>> Start MATERIAL

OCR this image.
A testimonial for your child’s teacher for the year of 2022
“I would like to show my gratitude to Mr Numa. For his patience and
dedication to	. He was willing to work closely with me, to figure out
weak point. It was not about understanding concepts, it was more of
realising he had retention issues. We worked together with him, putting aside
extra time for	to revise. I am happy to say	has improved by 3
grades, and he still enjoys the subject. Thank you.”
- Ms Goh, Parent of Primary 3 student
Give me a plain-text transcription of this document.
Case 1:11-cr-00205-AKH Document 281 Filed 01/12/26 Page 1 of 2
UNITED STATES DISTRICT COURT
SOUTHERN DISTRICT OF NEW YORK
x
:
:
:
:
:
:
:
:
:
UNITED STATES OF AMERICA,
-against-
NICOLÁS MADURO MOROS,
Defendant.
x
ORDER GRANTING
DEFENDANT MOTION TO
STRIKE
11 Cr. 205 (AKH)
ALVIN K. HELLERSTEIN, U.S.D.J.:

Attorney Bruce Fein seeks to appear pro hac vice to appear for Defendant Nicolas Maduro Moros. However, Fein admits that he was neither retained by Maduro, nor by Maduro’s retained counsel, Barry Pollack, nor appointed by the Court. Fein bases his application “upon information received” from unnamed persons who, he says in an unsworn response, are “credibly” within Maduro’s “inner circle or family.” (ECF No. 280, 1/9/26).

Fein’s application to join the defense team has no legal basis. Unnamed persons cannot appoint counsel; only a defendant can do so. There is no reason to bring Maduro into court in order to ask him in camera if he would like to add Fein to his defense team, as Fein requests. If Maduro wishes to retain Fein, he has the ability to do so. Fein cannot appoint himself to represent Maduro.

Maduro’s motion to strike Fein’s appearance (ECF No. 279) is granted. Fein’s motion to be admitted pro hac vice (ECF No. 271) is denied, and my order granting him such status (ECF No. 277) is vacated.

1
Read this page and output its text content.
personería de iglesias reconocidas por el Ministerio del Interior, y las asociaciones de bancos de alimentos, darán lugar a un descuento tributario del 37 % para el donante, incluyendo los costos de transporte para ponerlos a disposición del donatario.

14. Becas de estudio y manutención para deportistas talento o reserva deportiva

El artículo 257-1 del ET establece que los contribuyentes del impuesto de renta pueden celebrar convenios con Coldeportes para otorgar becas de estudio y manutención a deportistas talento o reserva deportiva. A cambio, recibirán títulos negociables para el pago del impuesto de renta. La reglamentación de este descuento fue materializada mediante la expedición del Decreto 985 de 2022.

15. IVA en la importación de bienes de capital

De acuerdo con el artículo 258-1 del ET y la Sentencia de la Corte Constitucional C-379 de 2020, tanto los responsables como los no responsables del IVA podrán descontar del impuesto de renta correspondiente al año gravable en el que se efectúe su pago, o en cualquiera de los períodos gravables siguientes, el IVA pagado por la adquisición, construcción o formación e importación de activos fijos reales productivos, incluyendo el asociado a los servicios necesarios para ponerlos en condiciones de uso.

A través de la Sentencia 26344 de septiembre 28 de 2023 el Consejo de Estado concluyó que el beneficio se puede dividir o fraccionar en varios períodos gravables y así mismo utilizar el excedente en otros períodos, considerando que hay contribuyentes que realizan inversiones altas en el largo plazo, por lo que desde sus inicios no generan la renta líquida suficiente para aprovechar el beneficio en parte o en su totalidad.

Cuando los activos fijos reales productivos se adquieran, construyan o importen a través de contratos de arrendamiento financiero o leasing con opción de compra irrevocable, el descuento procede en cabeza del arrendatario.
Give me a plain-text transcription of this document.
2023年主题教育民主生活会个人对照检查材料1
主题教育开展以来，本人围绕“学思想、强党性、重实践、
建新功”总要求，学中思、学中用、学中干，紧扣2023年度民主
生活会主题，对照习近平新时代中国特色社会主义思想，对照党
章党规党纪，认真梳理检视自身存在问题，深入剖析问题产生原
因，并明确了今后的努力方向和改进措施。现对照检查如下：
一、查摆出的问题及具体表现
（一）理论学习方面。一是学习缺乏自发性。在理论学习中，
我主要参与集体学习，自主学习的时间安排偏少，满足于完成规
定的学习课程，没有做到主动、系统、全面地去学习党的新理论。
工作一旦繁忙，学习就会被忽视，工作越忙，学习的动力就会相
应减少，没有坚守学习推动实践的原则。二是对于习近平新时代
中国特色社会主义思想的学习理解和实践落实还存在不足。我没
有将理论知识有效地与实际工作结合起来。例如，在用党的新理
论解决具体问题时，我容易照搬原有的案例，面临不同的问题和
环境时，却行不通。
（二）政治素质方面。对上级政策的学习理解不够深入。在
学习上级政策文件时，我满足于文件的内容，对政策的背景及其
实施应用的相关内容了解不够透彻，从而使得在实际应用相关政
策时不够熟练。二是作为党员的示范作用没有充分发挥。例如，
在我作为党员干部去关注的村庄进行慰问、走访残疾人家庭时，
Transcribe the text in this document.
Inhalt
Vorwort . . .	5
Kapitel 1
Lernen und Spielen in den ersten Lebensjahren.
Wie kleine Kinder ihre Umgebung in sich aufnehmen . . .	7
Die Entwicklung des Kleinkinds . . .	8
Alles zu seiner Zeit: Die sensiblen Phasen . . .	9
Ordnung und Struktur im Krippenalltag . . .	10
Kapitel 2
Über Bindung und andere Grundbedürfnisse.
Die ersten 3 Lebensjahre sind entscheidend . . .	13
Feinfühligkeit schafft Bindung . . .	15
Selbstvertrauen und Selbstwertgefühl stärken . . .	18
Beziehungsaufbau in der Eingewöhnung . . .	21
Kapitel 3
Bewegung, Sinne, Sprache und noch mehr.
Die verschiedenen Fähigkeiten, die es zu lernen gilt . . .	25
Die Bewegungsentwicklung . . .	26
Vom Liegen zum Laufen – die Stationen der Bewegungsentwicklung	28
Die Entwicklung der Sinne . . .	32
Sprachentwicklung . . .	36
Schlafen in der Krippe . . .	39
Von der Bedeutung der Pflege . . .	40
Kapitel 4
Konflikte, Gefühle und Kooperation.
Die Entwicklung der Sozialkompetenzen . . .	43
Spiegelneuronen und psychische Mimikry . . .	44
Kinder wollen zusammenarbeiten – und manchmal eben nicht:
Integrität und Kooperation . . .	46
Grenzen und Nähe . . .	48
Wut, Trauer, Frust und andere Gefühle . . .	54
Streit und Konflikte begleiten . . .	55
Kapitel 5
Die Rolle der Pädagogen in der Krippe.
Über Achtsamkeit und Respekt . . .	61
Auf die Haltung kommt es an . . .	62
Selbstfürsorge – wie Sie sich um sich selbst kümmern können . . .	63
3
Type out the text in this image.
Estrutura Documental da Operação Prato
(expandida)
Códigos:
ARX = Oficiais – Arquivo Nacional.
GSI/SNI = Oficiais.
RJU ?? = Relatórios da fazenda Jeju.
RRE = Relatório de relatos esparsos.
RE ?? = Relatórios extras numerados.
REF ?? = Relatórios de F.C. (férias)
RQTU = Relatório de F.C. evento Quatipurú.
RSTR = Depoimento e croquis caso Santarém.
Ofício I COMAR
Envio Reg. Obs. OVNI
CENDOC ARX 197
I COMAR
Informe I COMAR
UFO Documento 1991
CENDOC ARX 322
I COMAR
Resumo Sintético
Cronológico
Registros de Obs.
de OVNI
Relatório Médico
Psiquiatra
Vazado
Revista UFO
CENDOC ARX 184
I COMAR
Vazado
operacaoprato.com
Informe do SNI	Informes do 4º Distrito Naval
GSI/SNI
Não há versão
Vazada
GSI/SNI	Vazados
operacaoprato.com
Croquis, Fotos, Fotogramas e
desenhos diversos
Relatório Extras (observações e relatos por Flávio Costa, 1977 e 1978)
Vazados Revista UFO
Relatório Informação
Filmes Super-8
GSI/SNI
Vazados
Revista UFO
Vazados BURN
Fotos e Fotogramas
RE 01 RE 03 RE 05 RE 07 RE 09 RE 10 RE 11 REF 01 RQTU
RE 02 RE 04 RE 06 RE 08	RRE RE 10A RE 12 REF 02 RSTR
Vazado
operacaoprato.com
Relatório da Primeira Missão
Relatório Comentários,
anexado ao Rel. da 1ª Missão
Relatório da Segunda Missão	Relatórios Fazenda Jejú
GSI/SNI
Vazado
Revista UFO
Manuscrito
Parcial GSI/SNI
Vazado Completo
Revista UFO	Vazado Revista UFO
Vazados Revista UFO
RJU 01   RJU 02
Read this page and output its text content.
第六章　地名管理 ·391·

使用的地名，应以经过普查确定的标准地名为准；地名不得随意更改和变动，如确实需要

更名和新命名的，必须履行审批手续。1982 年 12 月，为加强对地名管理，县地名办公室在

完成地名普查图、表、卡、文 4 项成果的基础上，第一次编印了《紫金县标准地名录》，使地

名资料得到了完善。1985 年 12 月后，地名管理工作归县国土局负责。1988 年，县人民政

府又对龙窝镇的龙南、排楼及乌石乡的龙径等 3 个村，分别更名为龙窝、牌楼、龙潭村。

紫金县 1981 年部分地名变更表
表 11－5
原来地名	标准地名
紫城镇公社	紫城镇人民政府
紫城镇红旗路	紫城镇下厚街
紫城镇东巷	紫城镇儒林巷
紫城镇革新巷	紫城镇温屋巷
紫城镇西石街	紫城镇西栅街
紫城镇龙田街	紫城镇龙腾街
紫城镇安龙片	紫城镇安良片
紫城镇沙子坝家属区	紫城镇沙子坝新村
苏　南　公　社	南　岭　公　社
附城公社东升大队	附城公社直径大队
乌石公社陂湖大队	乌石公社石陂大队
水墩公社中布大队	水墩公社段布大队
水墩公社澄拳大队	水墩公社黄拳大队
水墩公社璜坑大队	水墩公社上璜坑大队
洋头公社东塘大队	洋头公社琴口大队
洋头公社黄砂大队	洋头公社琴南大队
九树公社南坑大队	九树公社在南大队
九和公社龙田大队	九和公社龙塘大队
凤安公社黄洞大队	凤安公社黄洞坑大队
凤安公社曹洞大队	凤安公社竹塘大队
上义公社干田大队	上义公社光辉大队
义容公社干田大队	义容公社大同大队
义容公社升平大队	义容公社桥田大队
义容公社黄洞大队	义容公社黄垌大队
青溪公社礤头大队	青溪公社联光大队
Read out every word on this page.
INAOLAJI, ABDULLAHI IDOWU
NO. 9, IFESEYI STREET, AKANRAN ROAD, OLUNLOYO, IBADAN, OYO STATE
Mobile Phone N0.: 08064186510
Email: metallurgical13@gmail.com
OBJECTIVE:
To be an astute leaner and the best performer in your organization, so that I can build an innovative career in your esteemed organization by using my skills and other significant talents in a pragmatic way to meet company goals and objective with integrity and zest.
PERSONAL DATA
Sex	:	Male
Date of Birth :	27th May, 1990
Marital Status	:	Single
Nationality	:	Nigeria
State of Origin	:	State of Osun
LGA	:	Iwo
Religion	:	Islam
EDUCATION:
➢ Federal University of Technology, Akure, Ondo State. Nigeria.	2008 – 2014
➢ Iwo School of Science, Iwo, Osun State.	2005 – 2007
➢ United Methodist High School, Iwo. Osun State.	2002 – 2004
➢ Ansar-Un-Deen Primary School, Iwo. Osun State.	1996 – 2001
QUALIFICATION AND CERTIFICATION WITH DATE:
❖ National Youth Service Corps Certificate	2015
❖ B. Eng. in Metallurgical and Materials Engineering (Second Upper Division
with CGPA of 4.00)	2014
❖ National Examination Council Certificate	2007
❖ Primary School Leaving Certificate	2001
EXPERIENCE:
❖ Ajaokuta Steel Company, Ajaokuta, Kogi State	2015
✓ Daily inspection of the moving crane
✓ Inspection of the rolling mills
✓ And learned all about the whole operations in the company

>> End MATERIAL

WORK TO DO
Give the number of lines containing the word "reserva". No other answer is needed.

ANSWER TO THE TASK
2